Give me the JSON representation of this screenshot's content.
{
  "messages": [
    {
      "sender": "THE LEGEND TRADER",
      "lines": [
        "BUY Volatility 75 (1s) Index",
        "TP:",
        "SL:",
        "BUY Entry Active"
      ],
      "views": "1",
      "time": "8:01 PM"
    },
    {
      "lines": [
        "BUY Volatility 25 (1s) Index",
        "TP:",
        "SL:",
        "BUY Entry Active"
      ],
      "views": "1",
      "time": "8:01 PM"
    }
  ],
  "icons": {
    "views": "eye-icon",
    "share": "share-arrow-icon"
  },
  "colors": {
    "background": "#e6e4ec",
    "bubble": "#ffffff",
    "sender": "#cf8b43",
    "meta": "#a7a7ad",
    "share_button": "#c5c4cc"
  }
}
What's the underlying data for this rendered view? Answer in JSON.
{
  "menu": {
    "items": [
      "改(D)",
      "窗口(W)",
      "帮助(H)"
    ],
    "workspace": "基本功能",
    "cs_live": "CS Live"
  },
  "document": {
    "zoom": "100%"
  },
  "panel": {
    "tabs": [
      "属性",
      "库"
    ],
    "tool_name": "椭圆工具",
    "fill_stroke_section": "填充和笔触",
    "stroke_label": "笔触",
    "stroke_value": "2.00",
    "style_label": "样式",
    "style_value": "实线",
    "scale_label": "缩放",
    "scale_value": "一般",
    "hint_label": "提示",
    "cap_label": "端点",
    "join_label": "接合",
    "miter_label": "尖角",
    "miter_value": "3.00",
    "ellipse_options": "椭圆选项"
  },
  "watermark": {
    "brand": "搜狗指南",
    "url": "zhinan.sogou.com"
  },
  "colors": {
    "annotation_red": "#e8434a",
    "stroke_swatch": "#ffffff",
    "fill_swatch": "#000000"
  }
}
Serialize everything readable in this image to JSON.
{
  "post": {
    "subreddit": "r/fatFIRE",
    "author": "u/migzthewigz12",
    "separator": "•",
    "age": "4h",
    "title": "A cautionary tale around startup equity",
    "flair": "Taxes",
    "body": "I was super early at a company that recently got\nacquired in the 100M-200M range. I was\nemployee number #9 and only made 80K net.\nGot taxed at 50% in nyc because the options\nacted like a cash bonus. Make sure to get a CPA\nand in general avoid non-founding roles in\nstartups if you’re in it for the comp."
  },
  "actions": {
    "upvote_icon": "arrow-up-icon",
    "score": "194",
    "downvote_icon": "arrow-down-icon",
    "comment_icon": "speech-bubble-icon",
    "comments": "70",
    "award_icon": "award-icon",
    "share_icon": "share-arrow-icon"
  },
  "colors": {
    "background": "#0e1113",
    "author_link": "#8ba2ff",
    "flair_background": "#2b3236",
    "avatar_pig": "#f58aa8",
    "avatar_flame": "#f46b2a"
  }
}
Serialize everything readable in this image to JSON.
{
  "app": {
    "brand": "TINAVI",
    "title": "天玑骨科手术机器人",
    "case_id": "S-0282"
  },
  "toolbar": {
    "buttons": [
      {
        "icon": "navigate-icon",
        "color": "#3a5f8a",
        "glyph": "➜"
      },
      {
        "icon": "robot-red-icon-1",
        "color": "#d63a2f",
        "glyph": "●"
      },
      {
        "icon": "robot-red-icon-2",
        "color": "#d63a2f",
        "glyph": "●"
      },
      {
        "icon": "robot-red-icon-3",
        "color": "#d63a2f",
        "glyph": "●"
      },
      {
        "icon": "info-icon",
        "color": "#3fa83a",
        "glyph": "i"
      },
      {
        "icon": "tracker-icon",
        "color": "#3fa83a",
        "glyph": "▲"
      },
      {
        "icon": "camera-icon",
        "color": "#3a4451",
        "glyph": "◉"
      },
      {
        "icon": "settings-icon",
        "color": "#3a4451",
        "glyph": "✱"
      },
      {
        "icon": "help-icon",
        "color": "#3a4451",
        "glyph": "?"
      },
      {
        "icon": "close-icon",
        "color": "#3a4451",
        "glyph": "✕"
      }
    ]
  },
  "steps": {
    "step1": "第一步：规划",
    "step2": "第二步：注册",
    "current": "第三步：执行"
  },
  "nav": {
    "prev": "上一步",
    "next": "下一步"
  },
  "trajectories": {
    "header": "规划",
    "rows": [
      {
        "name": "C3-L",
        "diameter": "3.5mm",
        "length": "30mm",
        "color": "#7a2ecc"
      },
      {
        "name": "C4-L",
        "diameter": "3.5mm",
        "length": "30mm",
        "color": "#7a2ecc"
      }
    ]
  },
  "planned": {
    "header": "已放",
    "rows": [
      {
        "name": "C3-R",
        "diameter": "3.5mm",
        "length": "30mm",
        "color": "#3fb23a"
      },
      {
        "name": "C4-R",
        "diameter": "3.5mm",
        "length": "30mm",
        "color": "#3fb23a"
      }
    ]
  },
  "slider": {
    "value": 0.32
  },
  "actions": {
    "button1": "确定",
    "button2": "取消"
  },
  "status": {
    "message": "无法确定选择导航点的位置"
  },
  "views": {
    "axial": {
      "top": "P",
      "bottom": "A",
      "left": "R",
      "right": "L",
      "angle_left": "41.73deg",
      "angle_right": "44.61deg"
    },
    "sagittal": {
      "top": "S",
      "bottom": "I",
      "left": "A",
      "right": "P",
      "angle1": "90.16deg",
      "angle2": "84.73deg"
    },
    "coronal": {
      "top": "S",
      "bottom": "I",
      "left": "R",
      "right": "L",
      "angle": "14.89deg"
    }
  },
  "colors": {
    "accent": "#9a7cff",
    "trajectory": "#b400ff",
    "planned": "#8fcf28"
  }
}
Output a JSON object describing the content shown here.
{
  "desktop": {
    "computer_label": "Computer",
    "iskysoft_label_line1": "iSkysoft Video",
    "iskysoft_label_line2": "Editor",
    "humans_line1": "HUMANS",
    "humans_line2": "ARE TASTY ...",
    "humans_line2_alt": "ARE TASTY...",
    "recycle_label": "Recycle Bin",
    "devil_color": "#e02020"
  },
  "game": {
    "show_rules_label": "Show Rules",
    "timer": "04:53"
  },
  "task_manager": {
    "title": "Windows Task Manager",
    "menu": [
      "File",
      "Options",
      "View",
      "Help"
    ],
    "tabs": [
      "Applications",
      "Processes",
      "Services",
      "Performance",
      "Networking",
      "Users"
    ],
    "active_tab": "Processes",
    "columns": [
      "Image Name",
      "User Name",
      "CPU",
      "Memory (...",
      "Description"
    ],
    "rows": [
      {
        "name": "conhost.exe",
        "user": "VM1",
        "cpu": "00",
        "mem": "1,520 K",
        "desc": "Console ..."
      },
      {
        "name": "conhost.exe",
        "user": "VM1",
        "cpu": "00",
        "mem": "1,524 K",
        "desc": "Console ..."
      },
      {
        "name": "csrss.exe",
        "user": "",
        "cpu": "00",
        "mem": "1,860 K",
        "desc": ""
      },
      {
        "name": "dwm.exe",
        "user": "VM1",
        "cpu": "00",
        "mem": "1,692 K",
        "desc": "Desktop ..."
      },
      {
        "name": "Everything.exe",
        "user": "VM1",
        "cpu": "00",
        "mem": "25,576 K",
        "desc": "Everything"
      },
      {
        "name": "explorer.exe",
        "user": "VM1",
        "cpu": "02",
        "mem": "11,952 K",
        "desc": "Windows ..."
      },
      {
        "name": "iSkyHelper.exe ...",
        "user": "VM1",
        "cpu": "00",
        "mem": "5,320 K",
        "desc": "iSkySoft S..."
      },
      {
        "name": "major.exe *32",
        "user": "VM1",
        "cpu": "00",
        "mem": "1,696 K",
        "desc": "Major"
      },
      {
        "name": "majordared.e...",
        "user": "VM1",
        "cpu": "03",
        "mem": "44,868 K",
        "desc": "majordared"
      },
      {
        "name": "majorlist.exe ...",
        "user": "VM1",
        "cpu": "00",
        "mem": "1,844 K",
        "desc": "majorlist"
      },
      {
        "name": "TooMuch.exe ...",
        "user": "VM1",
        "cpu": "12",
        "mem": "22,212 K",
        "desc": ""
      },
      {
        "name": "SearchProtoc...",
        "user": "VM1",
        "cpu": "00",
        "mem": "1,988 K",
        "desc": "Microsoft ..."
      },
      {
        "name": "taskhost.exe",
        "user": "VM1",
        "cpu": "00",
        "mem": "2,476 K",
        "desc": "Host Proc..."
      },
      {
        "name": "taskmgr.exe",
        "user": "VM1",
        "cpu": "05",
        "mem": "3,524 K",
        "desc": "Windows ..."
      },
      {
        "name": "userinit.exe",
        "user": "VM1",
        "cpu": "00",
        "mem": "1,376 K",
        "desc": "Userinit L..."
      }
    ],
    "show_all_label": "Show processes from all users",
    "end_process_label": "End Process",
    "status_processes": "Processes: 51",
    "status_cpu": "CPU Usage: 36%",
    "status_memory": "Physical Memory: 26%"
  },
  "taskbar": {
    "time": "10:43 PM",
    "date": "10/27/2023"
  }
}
- - - - - - -
#### Direction:
Gather up every line in the data above that contains the word "JSON", copying each one.

#### Exercise output:
Give me the JSON representation of this screenshot's content.
What's the underlying data for this rendered view? Answer in JSON.
Serialize everything readable in this image to JSON.
Serialize everything readable in this image to JSON.
Output a JSON object describing the content shown here.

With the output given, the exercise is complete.